▶ _Task objective_
Copy, from the entries below, each line in which the string "modo" appears.

▶ _Input rows_
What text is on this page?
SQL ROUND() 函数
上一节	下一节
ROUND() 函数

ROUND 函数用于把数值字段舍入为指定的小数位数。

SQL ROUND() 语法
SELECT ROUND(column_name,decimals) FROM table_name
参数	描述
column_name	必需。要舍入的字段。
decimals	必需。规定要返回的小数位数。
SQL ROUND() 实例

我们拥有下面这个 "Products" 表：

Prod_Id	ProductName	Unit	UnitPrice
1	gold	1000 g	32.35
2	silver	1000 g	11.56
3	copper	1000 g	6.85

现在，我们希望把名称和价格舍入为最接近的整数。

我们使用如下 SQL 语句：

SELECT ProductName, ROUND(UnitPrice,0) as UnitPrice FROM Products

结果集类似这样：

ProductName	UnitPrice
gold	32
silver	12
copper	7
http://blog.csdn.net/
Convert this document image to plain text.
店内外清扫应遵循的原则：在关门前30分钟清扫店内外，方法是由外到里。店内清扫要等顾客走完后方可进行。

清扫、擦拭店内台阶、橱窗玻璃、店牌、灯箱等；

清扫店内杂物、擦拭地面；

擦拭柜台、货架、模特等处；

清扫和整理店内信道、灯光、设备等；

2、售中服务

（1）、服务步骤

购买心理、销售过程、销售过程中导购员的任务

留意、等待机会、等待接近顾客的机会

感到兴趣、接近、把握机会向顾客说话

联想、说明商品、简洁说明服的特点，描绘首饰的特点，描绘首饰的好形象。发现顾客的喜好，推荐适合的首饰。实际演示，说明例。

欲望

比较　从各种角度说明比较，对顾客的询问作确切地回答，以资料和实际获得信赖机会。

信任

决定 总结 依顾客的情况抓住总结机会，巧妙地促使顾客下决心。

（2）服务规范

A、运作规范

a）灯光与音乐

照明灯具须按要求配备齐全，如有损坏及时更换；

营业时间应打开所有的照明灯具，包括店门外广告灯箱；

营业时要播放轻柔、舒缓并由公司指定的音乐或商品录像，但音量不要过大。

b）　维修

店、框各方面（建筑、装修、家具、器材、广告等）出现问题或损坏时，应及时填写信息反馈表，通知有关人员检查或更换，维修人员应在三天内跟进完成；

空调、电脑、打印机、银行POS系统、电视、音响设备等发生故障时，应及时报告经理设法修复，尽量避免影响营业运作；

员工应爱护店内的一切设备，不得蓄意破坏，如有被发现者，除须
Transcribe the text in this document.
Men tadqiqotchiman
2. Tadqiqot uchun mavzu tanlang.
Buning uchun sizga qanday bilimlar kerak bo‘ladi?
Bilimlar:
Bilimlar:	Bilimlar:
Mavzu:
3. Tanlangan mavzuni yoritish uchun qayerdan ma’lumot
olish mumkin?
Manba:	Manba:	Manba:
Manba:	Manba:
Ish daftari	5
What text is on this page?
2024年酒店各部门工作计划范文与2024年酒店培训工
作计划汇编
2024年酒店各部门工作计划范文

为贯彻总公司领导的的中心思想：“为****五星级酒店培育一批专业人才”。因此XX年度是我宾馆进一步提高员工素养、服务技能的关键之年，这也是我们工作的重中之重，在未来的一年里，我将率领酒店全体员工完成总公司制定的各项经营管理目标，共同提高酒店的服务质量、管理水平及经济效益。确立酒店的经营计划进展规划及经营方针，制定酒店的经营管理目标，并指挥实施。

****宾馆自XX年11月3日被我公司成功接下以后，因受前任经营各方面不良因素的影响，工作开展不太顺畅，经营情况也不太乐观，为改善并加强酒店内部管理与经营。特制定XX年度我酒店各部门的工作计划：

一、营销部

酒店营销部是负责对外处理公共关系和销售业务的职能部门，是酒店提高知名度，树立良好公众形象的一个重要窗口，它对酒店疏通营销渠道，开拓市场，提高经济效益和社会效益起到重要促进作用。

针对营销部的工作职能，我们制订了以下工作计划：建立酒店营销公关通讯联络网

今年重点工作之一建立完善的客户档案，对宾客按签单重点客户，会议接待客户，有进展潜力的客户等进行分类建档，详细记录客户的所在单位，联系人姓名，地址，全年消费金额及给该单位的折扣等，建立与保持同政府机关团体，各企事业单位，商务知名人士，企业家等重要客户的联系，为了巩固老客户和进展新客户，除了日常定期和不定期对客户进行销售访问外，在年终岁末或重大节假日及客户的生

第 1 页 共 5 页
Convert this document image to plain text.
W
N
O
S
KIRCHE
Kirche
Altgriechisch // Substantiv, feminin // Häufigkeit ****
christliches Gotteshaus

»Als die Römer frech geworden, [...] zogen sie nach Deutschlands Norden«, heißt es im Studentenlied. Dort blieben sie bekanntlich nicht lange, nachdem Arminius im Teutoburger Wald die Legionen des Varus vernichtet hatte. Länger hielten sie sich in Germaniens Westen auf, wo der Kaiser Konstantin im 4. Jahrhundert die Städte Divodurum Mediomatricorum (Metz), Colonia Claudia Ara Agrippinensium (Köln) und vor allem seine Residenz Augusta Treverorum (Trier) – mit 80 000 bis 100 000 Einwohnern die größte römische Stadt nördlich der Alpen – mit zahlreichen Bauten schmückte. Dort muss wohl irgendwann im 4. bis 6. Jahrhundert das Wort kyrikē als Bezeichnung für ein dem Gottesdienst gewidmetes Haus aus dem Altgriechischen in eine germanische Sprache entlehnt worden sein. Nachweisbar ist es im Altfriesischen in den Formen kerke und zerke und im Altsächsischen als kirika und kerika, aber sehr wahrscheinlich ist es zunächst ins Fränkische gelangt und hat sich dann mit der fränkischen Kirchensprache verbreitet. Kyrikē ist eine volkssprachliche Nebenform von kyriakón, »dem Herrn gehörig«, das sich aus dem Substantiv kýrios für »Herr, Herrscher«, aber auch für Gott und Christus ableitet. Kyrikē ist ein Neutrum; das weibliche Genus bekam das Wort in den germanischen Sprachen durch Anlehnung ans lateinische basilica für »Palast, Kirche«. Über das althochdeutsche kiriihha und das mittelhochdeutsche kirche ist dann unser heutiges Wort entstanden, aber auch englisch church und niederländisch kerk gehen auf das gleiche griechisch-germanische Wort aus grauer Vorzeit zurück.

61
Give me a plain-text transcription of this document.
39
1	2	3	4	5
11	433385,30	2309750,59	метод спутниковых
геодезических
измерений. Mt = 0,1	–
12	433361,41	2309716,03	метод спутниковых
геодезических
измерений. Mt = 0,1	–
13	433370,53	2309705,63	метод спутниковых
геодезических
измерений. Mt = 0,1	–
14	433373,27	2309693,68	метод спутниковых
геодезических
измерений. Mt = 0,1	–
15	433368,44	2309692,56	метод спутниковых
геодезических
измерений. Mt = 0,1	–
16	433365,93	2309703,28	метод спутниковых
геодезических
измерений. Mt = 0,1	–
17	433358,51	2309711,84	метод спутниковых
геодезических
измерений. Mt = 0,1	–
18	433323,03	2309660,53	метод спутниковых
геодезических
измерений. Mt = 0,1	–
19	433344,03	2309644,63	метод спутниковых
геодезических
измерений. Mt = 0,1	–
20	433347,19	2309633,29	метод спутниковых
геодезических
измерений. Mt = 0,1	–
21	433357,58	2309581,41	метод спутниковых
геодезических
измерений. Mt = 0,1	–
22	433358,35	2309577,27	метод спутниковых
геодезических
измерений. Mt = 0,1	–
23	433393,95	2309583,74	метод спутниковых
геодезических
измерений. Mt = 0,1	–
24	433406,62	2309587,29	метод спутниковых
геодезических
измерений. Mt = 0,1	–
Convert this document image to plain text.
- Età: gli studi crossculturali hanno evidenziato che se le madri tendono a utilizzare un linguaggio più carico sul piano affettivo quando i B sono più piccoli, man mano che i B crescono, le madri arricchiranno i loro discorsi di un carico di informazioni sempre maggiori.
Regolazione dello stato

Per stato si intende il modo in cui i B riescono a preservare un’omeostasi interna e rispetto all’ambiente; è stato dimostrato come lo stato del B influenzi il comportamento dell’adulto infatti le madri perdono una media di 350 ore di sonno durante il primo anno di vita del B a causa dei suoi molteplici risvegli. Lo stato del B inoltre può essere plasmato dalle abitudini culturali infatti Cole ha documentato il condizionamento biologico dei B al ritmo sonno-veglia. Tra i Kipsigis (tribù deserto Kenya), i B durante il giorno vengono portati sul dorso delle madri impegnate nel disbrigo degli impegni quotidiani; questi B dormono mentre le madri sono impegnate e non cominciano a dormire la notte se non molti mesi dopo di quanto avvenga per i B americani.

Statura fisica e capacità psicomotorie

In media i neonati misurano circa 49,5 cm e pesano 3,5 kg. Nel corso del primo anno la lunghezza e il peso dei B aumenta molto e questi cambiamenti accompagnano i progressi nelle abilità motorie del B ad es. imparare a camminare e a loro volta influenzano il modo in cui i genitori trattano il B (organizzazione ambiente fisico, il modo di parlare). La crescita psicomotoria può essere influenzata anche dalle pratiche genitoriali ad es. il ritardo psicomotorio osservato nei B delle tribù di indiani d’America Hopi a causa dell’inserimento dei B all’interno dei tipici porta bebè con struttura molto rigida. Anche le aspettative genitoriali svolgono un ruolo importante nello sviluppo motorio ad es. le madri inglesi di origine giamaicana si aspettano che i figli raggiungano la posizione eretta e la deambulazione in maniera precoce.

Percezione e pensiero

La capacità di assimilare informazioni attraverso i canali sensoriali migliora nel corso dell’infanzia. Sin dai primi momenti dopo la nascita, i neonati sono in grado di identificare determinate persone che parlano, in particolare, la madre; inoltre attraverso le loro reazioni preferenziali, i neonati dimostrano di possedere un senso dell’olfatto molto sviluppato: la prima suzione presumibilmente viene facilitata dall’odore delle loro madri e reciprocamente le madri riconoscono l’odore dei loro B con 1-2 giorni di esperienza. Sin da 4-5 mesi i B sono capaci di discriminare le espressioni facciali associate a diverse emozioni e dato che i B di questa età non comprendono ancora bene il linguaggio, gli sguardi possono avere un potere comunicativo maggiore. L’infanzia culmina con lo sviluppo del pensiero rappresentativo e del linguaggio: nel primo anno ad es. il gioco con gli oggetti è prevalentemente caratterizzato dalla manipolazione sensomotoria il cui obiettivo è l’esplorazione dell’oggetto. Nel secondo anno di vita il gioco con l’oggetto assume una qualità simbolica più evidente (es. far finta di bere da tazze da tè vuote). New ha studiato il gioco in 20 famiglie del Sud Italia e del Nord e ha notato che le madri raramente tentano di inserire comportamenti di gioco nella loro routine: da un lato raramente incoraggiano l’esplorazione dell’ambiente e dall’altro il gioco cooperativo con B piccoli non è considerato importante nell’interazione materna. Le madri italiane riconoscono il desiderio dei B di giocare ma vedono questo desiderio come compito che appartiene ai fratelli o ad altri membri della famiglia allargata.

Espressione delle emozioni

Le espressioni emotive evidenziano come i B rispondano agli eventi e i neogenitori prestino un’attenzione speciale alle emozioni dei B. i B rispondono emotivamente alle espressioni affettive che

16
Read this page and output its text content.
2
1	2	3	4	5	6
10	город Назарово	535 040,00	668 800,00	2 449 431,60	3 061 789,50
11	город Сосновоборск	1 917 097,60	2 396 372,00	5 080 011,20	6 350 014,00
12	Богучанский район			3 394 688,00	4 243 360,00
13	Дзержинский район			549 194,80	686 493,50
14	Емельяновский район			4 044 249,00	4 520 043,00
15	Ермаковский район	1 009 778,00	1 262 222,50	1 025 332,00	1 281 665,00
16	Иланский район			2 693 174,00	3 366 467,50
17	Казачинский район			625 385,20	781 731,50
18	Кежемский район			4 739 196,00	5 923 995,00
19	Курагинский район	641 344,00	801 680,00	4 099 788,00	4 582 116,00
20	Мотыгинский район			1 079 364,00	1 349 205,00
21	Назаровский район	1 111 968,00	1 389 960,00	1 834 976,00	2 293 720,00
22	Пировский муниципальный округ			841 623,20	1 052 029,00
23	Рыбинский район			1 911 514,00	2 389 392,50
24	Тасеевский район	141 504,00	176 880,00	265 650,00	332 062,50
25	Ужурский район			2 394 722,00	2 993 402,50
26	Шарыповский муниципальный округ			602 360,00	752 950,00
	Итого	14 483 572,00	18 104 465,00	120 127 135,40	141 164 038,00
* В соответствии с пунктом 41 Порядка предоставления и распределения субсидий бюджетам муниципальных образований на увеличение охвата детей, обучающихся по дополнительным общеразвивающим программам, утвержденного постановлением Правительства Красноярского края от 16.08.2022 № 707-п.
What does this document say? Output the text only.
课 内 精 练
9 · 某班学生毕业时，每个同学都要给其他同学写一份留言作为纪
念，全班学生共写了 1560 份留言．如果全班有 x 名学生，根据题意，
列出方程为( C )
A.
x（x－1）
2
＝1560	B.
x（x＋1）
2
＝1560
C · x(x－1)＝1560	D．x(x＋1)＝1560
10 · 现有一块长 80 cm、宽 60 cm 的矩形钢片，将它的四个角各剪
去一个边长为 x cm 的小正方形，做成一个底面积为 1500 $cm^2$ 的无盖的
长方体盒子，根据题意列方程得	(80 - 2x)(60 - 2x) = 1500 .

▶ _The result_
Per stato si intende il modo in cui i B riescono a preservare un’omeostasi interna e rispetto all’ambiente; è stato dimostrato come lo stato del B influenzi il comportamento dell’adulto infatti le madri perdono una media di 350 ore di sonno durante il primo anno di vita del B a causa dei suoi molteplici risvegli. Lo stato del B inoltre può essere plasmato dalle abitudini culturali infatti Cole ha documentato il condizionamento biologico dei B al ritmo sonno-veglia. Tra i Kipsigis (tribù deserto Kenya), i B durante il giorno vengono portati sul dorso delle madri impegnate nel disbrigo degli impegni quotidiani; questi B dormono mentre le madri sono impegnate e non cominciano a dormire la notte se non molti mesi dopo di quanto avvenga per i B americani.
In media i neonati misurano circa 49,5 cm e pesano 3,5 kg. Nel corso del primo anno la lunghezza e il peso dei B aumenta molto e questi cambiamenti accompagnano i progressi nelle abilità motorie del B ad es. imparare a camminare e a loro volta influenzano il modo in cui i genitori trattano il B (organizzazione ambiente fisico, il modo di parlare). La crescita psicomotoria può essere influenzata anche dalle pratiche genitoriali ad es. il ritardo psicomotorio osservato nei B delle tribù di indiani d’America Hopi a causa dell’inserimento dei B all’interno dei tipici porta bebè con struttura molto rigida. Anche le aspettative genitoriali svolgono un ruolo importante nello sviluppo motorio ad es. le madri inglesi di origine giamaicana si aspettano che i figli raggiungano la posizione eretta e la deambulazione in maniera precoce.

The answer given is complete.